◆ **WHAT NEEDS TO BE DONE**:
Could you rewrite the lines of every item below as a numbered list, omitting any blank lines?

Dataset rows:
====================

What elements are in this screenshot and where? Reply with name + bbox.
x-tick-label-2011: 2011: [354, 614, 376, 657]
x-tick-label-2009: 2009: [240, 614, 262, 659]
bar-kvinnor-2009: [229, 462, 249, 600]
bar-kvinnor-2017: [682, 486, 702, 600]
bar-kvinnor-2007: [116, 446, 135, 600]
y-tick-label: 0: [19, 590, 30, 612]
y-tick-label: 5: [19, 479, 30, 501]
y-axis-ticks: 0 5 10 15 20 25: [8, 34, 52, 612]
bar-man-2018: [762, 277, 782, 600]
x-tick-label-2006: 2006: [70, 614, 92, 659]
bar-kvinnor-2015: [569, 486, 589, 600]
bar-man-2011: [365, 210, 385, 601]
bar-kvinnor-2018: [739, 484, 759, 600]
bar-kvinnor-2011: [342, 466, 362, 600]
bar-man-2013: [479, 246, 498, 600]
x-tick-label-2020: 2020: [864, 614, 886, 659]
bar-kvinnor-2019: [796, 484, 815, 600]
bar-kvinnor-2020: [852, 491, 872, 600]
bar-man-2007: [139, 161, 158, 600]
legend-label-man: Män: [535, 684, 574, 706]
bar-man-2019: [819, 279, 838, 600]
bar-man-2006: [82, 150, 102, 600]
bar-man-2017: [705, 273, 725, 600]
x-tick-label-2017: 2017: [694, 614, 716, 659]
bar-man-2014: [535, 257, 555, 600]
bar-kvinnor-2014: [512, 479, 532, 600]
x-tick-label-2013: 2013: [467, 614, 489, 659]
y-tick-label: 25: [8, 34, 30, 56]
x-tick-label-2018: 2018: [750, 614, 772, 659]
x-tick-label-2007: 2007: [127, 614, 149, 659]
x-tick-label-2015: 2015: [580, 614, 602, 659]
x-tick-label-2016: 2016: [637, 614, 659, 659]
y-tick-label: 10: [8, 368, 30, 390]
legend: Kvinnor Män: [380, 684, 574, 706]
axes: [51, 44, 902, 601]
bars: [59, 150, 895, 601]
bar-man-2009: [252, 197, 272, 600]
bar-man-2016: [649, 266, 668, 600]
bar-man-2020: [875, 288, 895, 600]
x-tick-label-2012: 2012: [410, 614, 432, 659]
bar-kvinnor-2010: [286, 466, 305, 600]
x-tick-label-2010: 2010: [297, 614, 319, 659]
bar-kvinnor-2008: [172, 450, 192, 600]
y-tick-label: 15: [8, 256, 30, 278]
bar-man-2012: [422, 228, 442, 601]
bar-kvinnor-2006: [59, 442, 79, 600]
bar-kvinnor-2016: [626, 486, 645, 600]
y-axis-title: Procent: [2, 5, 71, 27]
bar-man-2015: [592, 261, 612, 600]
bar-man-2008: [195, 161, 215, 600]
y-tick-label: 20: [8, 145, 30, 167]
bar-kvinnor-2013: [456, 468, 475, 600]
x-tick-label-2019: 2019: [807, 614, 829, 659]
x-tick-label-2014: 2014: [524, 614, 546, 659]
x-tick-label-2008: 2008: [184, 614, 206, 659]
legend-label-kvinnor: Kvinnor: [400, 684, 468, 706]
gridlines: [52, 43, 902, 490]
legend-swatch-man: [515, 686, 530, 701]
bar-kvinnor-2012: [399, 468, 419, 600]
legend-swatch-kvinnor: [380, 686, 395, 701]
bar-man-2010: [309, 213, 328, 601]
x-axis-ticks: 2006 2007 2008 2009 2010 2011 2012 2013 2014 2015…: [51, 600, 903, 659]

====================

◆ **TASK RESULT**:
1. What elements are in this screenshot and where? Reply with name + bbox.
2. x-tick-label-2011: 2011: [354, 614, 376, 657]
3. x-tick-label-2009: 2009: [240, 614, 262, 659]
4. bar-kvinnor-2009: [229, 462, 249, 600]
5. bar-kvinnor-2017: [682, 486, 702, 600]
6. bar-kvinnor-2007: [116, 446, 135, 600]
7. y-tick-label: 0: [19, 590, 30, 612]
8. y-tick-label: 5: [19, 479, 30, 501]
9. y-axis-ticks: 0 5 10 15 20 25: [8, 34, 52, 612]
10. bar-man-2018: [762, 277, 782, 600]
11. x-tick-label-2006: 2006: [70, 614, 92, 659]
12. bar-kvinnor-2015: [569, 486, 589, 600]
13. bar-man-2011: [365, 210, 385, 601]
14. bar-kvinnor-2018: [739, 484, 759, 600]
15. bar-kvinnor-2011: [342, 466, 362, 600]
16. bar-man-2013: [479, 246, 498, 600]
17. x-tick-label-2020: 2020: [864, 614, 886, 659]
18. bar-kvinnor-2019: [796, 484, 815, 600]
19. bar-kvinnor-2020: [852, 491, 872, 600]
20. bar-man-2007: [139, 161, 158, 600]
21. legend-label-man: Män: [535, 684, 574, 706]
22. bar-man-2019: [819, 279, 838, 600]
23. bar-man-2006: [82, 150, 102, 600]
24. bar-man-2017: [705, 273, 725, 600]
25. x-tick-label-2017: 2017: [694, 614, 716, 659]
26. bar-man-2014: [535, 257, 555, 600]
27. bar-kvinnor-2014: [512, 479, 532, 600]
28. x-tick-label-2013: 2013: [467, 614, 489, 659]
29. y-tick-label: 25: [8, 34, 30, 56]
30. x-tick-label-2018: 2018: [750, 614, 772, 659]
31. x-tick-label-2007: 2007: [127, 614, 149, 659]
32. x-tick-label-2015: 2015: [580, 614, 602, 659]
33. x-tick-label-2016: 2016: [637, 614, 659, 659]
34. y-tick-label: 10: [8, 368, 30, 390]
35. legend: Kvinnor Män: [380, 684, 574, 706]
36. axes: [51, 44, 902, 601]
37. bars: [59, 150, 895, 601]
38. bar-man-2009: [252, 197, 272, 600]
39. bar-man-2016: [649, 266, 668, 600]
40. bar-man-2020: [875, 288, 895, 600]
41. x-tick-label-2012: 2012: [410, 614, 432, 659]
42. bar-kvinnor-2010: [286, 466, 305, 600]
43. x-tick-label-2010: 2010: [297, 614, 319, 659]
44. bar-kvinnor-2008: [172, 450, 192, 600]
45. y-tick-label: 15: [8, 256, 30, 278]
46. bar-man-2012: [422, 228, 442, 601]
47. bar-kvinnor-2006: [59, 442, 79, 600]
48. bar-kvinnor-2016: [626, 486, 645, 600]
49. y-axis-title: Procent: [2, 5, 71, 27]
50. bar-man-2015: [592, 261, 612, 600]
51. bar-man-2008: [195, 161, 215, 600]
52. y-tick-label: 20: [8, 145, 30, 167]
53. bar-kvinnor-2013: [456, 468, 475, 600]
54. x-tick-label-2019: 2019: [807, 614, 829, 659]
55. x-tick-label-2014: 2014: [524, 614, 546, 659]
56. x-tick-label-2008: 2008: [184, 614, 206, 659]
57. legend-label-kvinnor: Kvinnor: [400, 684, 468, 706]
58. gridlines: [52, 43, 902, 490]
59. legend-swatch-man: [515, 686, 530, 701]
60. bar-kvinnor-2012: [399, 468, 419, 600]
61. legend-swatch-kvinnor: [380, 686, 395, 701]
62. bar-man-2010: [309, 213, 328, 601]
63. x-axis-ticks: 2006 2007 2008 2009 2010 2011 2012 2013 2014 2015…: [51, 600, 903, 659]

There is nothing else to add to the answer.